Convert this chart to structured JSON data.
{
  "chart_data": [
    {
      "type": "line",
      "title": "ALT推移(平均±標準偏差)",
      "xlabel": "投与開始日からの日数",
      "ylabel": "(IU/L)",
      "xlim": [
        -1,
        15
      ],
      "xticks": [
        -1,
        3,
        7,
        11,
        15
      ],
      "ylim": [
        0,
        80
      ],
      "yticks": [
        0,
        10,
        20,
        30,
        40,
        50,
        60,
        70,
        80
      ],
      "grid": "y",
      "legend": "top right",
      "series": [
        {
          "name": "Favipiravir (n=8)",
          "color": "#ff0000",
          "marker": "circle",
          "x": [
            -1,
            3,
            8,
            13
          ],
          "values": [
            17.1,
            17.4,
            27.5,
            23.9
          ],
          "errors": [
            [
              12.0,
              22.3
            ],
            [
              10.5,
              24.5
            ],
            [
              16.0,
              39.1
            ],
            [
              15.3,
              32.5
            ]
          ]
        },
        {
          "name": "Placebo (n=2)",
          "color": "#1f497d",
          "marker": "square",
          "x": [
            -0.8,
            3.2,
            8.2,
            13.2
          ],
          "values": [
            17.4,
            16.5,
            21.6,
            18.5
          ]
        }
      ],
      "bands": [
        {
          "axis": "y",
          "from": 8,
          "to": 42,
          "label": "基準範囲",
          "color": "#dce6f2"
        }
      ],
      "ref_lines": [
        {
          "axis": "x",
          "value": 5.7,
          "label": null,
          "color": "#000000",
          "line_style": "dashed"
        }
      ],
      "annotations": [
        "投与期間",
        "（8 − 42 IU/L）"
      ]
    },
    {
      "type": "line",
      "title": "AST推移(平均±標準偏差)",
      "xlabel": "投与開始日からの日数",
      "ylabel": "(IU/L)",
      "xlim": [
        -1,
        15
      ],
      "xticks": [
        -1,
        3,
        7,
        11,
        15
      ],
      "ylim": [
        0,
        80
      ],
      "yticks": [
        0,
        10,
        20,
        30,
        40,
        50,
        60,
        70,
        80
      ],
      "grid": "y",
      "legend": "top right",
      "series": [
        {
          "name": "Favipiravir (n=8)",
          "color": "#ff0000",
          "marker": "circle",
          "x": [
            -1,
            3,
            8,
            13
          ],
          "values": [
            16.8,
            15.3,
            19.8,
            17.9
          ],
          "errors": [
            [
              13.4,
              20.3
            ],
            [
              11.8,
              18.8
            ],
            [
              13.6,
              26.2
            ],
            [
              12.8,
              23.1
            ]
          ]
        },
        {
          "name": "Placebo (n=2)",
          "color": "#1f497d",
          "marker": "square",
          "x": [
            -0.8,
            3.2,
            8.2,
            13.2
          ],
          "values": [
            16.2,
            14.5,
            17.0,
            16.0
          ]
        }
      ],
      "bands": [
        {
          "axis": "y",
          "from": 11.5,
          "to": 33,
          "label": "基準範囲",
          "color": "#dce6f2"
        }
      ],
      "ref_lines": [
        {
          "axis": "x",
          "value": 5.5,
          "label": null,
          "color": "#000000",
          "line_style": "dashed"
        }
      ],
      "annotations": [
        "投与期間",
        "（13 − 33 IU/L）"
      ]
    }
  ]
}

────────────────

## [SHORT TASK]
Give the number of lines in the records that contain the string "標準偏差", and nothing besides.

## [ANSWER FOR THIS EXERCISE]
2